• STATED GOAL 1: In the forum thread below about checking for dead links, which library does the reply from lorax say offers a nice solution?
• STATED GOAL 2: Pick up the forum thread below about checking directory links for dead URLs after its last sentence and carry it on.

• SOURCE EXTRACT:
*-*-*

Forum Moderators: coopster

Message Too Old, No Replies

bulk fopen();

         

gilmour

4:54 am on May 13, 2003 (gmt 0)

10+ Year Member



My new pet project is a site directory and am working on some dead link tools to automate the upkeep.

I made a script that iterates through the URLs and checks them with fopen();, flags and de-activates them accordingly. Currently there are 2K links, I would not expect to grow beyond 10K.

fopen(); seems to hang (even after breaking my while query into smaller batches). From what I understand fopen(); has the propensity to have trouble with paths that end as a directory without an explicit file name.

fopensock(); seems to be more robust, however I don't really needs all of it's features (detecting 302's etc.)

Any advice would be appreciated.

lorax

4:04 pm on May 13, 2003 (gmt 0)

WebmasterWorld Senior Member 10+ Year Member Top Contributors Of The Month



I'm actually working out this very issue. You might want to read through [webmasterworld.com...] as there is a nice solution provided there using the cURL library.

BCMG_Scott

9:21 pm on May 13, 2003 (gmt 0)

10+ Year Member



Another option you can use the CPAN module WWW::Robot and write your own spider/lint/robot. I did this to help with indexing/spidering my sites (for a search engine) and to do some link checking. I backended it to a MySQL database so that I can do nice SQL queries against the data. I have around 1100 pages indexed and about 80,000 links.

*-*-*

[Annotated region listings]
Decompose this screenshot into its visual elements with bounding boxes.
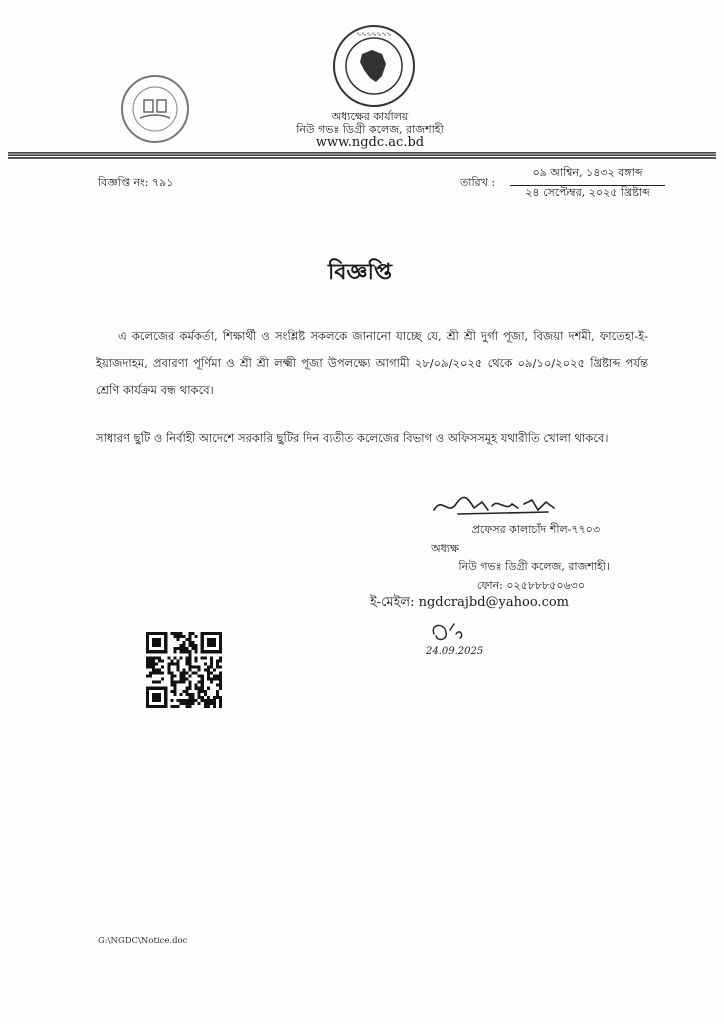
signatory-name: প্রফেসর কালাচাঁদ শীল-৭৭০৩: [471, 523, 600, 536]
notice-paragraph: এ কলেজের কর্মকর্তা, শিক্ষার্থী ও সংশ্লিষ্ট সকলকে জানানো যাচ্ছে যে, শ্রী শ্রী দুর্গা পূজা, বিজয়া দশমী, ফাতেহা-ই-ইয়াজদাহম, প্রবারণা পূর্ণিমা ও শ্রী শ্রী লক্ষ্মী পূজা উপলক্ষ্যে আগামী ২৮/০৯/২০২৫ থেকে ০৯/১০/২০২৫ খ্রিষ্টাব্দ পর্যন্ত শ্রেণি কার্যক্রম বন্ধ থাকবে।: [96, 329, 648, 397]
college-website: www.ngdc.ac.bd: [315, 135, 425, 150]
date-gregorian: ২৪ সেপ্টেম্বর, ২০২৫ খ্রিষ্টাব্দ: [525, 186, 650, 199]
qr-code-icon: [146, 632, 222, 708]
svg-text:24.09.2025: 24.09.2025: [426, 646, 484, 657]
memo-number: বিজ্ঞপ্তি নং: ৭৯১: [98, 176, 174, 189]
notice-title: বিজ্ঞপ্তি: [328, 259, 392, 285]
signature-icon: [428, 488, 578, 522]
date-bangla: ০৯ আশ্বিন, ১৪৩২ বঙ্গাব্দ: [510, 164, 665, 186]
college-name: নিউ গভঃ ডিগ্রী কলেজ, রাজশাহী: [296, 123, 444, 136]
office-heading: অধ্যক্ষের কার্যালয়: [331, 110, 409, 123]
date-label: তারিখ :: [460, 176, 496, 189]
initial-mark-icon: [420, 620, 520, 660]
college-logo-icon: [120, 74, 190, 144]
header-divider: [8, 152, 716, 159]
notice-paragraph: সাধারণ ছুটি ও নির্বাহী আদেশে সরকারি ছুটির দিন ব্যতীত কলেজের বিভাগ ও অফিসসমূহ যথারীতি খোলা থাকবে।: [96, 431, 609, 445]
government-seal-icon: [332, 24, 416, 108]
svg-text:∿∿∿∿∿∿∿: ∿∿∿∿∿∿∿: [356, 31, 392, 38]
signatory-designation: অধ্যক্ষ: [431, 542, 459, 555]
signatory-email: ই-মেইল: ngdcrajbd@yahoo.com: [370, 595, 570, 610]
signatory-college: নিউ গভঃ ডিগ্রী কলেজ, রাজশাহী।: [458, 560, 610, 573]
signatory-phone: ফোন: ০২৫৮৮৮৫০৬৩০: [476, 579, 585, 592]
file-path: G:\NGDC\Notice.doc: [98, 936, 188, 946]
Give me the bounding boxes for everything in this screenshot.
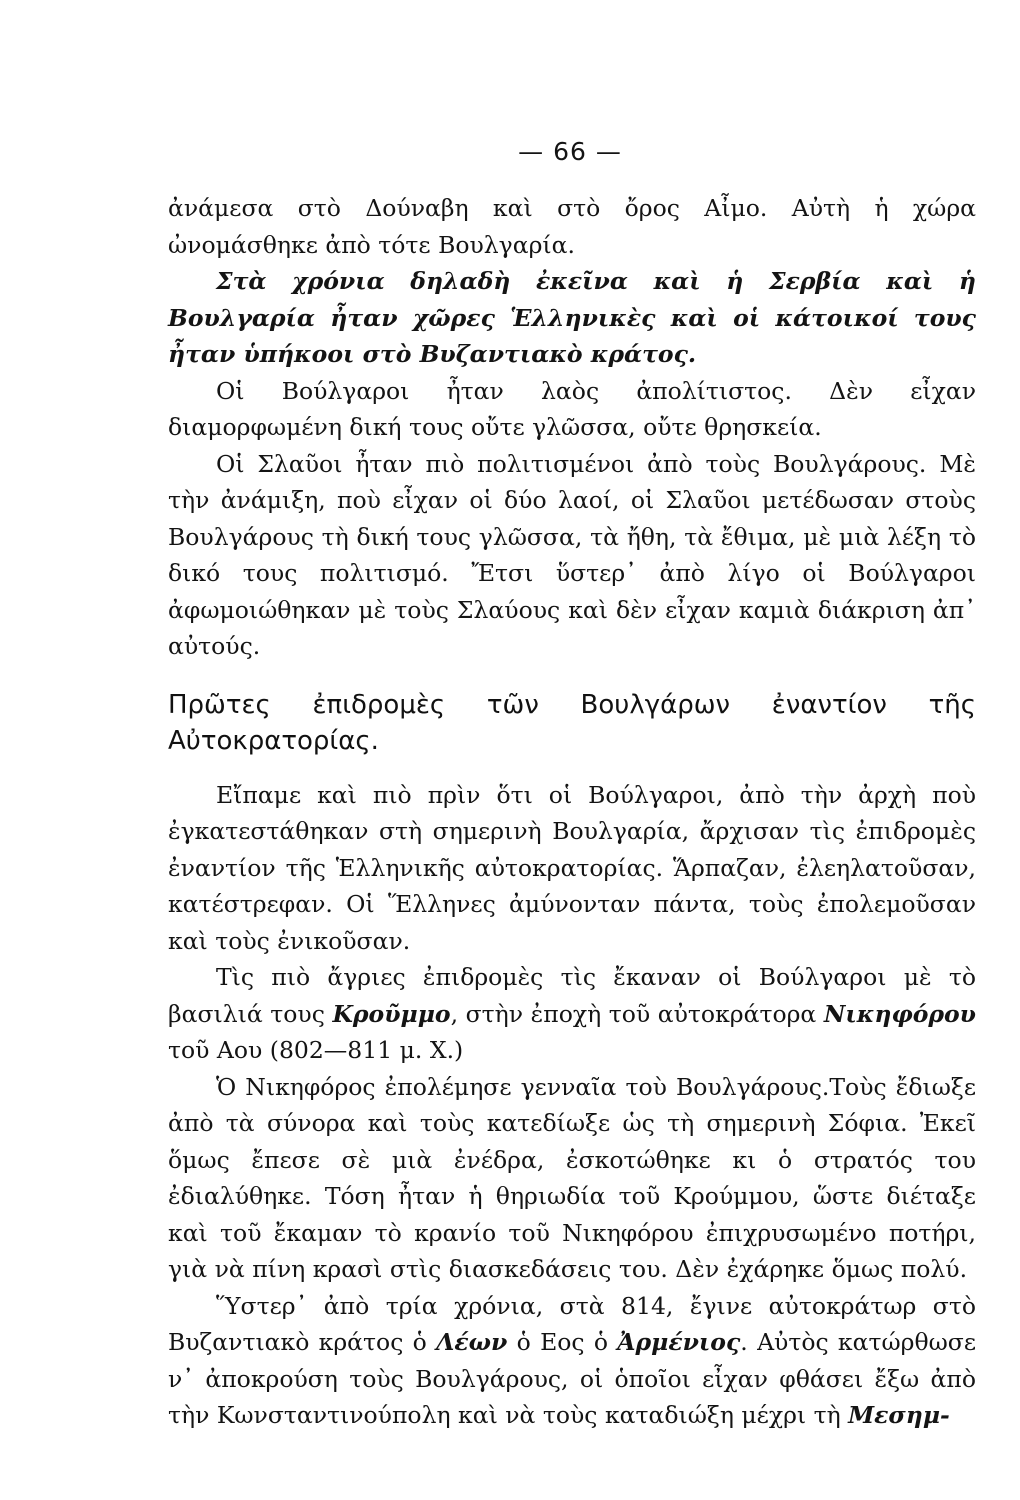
paragraph-krum-text-1: Τὶς πιὸ ἄγριες ἐπιδρομὲς τὶς ἔκαναν οἱ Βούλγαροι μὲ τὸ βασιλιά τους	[168, 963, 976, 1028]
name-nikephoros: Νικηφόρου	[823, 999, 976, 1028]
paragraph-first-raids: Εἴπαμε καὶ πιὸ πρὶν ὅτι οἱ Βούλγαροι, ἀπὸ τὴν ἀρχὴ ποὺ ἐγκατεστάθηκαν στὴ σημερινὴ Βουλγαρία, ἄρχισαν τὶς ἐπιδρομὲς ἐναντίον τῆς Ἑλληνικῆς αὐτοκρατορίας. Ἅρπαζαν, ἐλεηλατοῦσαν, κατέστρεφαν. Οἱ Ἕλληνες ἀμύνονταν πάντα, τοὺς ἐπολεμοῦσαν καὶ τοὺς ἐνικοῦσαν.	[168, 780, 976, 955]
page-body	[168, 190, 976, 1434]
paragraph-leo-text-1: Ὕστερ᾽ ἀπὸ τρία χρόνια, στὰ 814, ἔγινε αὐτοκράτωρ στὸ Βυζαντιακὸ κράτος ὁ	[168, 1291, 976, 1356]
paragraph-krum-text-3: τοῦ Αου (802—811 μ. Χ.)	[168, 1036, 464, 1064]
name-armenios: Ἀρμένιος	[617, 1328, 741, 1356]
page-number: — 66 —	[518, 137, 622, 166]
paragraph-krum	[168, 959, 976, 1069]
paragraph-krum-text-2: , στὴν ἐποχὴ τοῦ αὐτοκράτορα	[450, 999, 824, 1028]
name-mesembria: Μεσημ-	[848, 1401, 950, 1429]
paragraph-slavs: Οἱ Σλαῦοι ἦταν πιὸ πολιτισμένοι ἀπὸ τοὺς Βουλγάρους. Μὲ τὴν ἀνάμιξη, ποὺ εἶχαν οἱ δύο λαοί, οἱ Σλαῦοι μετέδωσαν στοὺς Βουλγάρους τὴ δική τους γλῶσσα, τὰ ἤθη, τὰ ἔθιμα, μὲ μιὰ λέξη τὸ δικό τους πολιτισμό. Ἔτσι ὕστερ᾽ ἀπὸ λίγο οἱ Βούλγαροι ἀφωμοιώθηκαν μὲ τοὺς Σλαύους καὶ δὲν εἶχαν καμιὰ διάκριση ἀπ᾽ αὐτούς.	[168, 449, 976, 660]
paragraph-danube: ἀνάμεσα στὸ Δούναβη καὶ στὸ ὄρος Αἶμο. Αὐτὴ ἡ χώρα ὠνομάσθηκε ἀπὸ τότε Βουλγαρία.	[168, 194, 976, 259]
paragraph-greek-lands: Στὰ χρόνια δηλαδὴ ἐκεῖνα καὶ ἡ Σερβία καὶ ἡ Βουλγαρία ἦταν χῶρες Ἑλληνικὲς καὶ οἱ κάτοικοί τους ἦταν ὑπήκοοι στὸ Βυζαντιακὸ κράτος.	[168, 267, 976, 368]
paragraph-leo-text-2: ὁ Εος ὁ	[507, 1328, 618, 1356]
name-krum: Κροῦμμο	[332, 999, 451, 1028]
paragraph-leo-text-3: . Αὐτὸς κατώρθωσε ν᾽ ἀποκρούση τοὺς Βουλγάρους, οἱ ὁποῖοι εἶχαν φθάσει ἔξω ἀπὸ τὴν Κωνσταντινούπολη καὶ νὰ τοὺς καταδιώξη μέχρι τὴ	[168, 1328, 976, 1429]
name-leon: Λέων	[436, 1328, 508, 1356]
paragraph-nikephoros: Ὁ Νικηφόρος ἐπολέμησε γενναῖα τοὺ Βουλγάρους.Τοὺς ἔδιωξε ἀπὸ τὰ σύνορα καὶ τοὺς κατεδίωξε ὡς τὴ σημερινὴ Σόφια. Ἐκεῖ ὅμως ἔπεσε σὲ μιὰ ἐνέδρα, ἐσκοτώθηκε κι ὁ στρατός του ἐδιαλύθηκε. Τόση ἦταν ἡ θηριωδία τοῦ Κρούμμου, ὥστε διέταξε καὶ τοῦ ἔκαμαν τὸ κρανίο τοῦ Νικηφόρου ἐπιχρυσωμένο ποτήρι, γιὰ νὰ πίνη κρασὶ στὶς διασκεδάσεις του. Δὲν ἐχάρηκε ὅμως πολύ.	[168, 1072, 976, 1283]
section-heading: Πρῶτες ἐπιδρομὲς τῶν Βουλγάρων ἐναντίον τῆς Αὐτοκρατορίας.	[168, 689, 976, 756]
paragraph-bulgarians-uncivilized: Οἱ Βούλγαροι ἦταν λαὸς ἀπολίτιστος. Δὲν εἶχαν διαμορφωμένη δική τους οὔτε γλῶσσα, οὔτε θρησκεία.	[168, 376, 976, 441]
paragraph-leo	[168, 1288, 976, 1434]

*-*-*

• EXPECTED OUTPUT 1: The cURL library.

• EXPECTED OUTPUT 2:
Scott Geiger

gilmour

5:10 am on May 14, 2003 (gmt 0)

10+ Year Member



Thanks lorax,...I was hoping to avoid using the cURL library, it seemed a little bit like sandblasting a soup cracker, but it appears to be the best tool for the job.

The O'Reilly PHP Cookbook seems to favor it over fopen(), fsockopen() and PEAR's HTTP_Request class,...they probably know what their talking about.

lorax

2:19 pm on May 14, 2003 (gmt 0)

WebmasterWorld Senior Member 10+ Year Member Top Contributors Of The Month



>> sandblasting a soup cracker

LOL. If you consider the library as a whole - yeah. But we're talking about a limited selection of functions that should provide a quick and relatively painless solution. I suppose you could also write something in C++ or JAVA and execute it server side if you had the wherewithall to develop and implement it. But why would you when you have a ready made set of functions available? ;)